** Start of RECORDED DATA **
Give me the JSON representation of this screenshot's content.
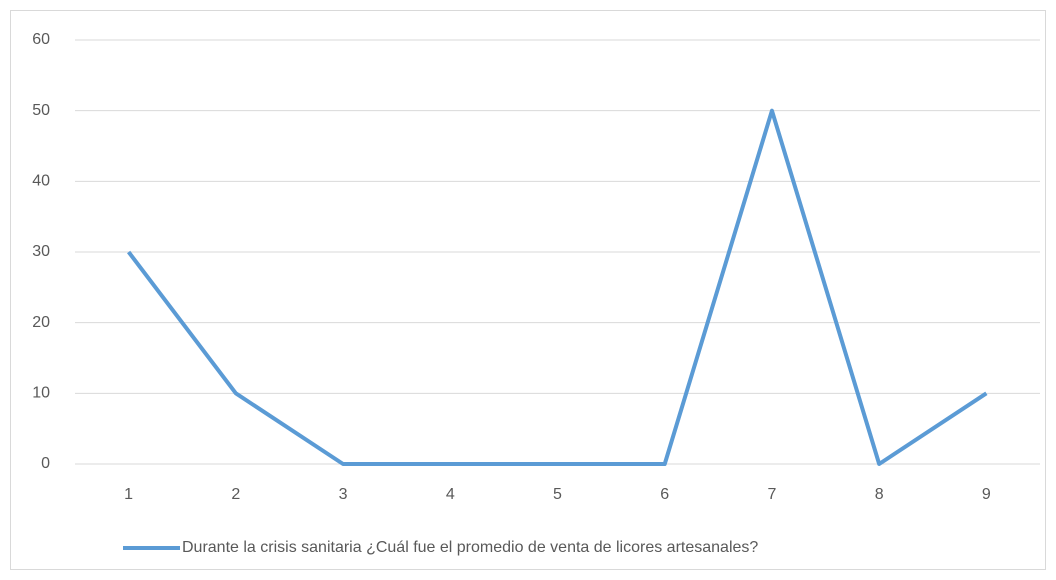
{
  "chart_data": {
    "type": "line",
    "categories": [
      "1",
      "2",
      "3",
      "4",
      "5",
      "6",
      "7",
      "8",
      "9"
    ],
    "series": [
      {
        "name": "Durante la crisis sanitaria ¿Cuál fue el promedio de venta de licores artesanales?",
        "color": "#5b9bd5",
        "values": [
          30,
          10,
          0,
          0,
          0,
          0,
          50,
          0,
          10
        ]
      }
    ],
    "ylim": [
      0,
      60
    ],
    "yticks": [
      0,
      10,
      20,
      30,
      40,
      50,
      60
    ],
    "grid": true,
    "legend": "bottom"
  }
}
** End of RECORDED DATA **
▸ PROBLEM REQUIREMENTS
Reproduce the records verbatim, omitting all images they contain.

▸ EXERCISE OUTPUT
Give me the JSON representation of this screenshot's content.
{
  "chart_data": {
    "type": "line",
    "categories": [
      "1",
      "2",
      "3",
      "4",
      "5",
      "6",
      "7",
      "8",
      "9"
    ],
    "series": [
      {
        "name": "Durante la crisis sanitaria ¿Cuál fue el promedio de venta de licores artesanales?",
        "color": "#5b9bd5",
        "values": [
          30,
          10,
          0,
          0,
          0,
          0,
          50,
          0,
          10
        ]
      }
    ],
    "ylim": [
      0,
      60
    ],
    "yticks": [
      0,
      10,
      20,
      30,
      40,
      50,
      60
    ],
    "grid": true,
    "legend": "bottom"
  }
}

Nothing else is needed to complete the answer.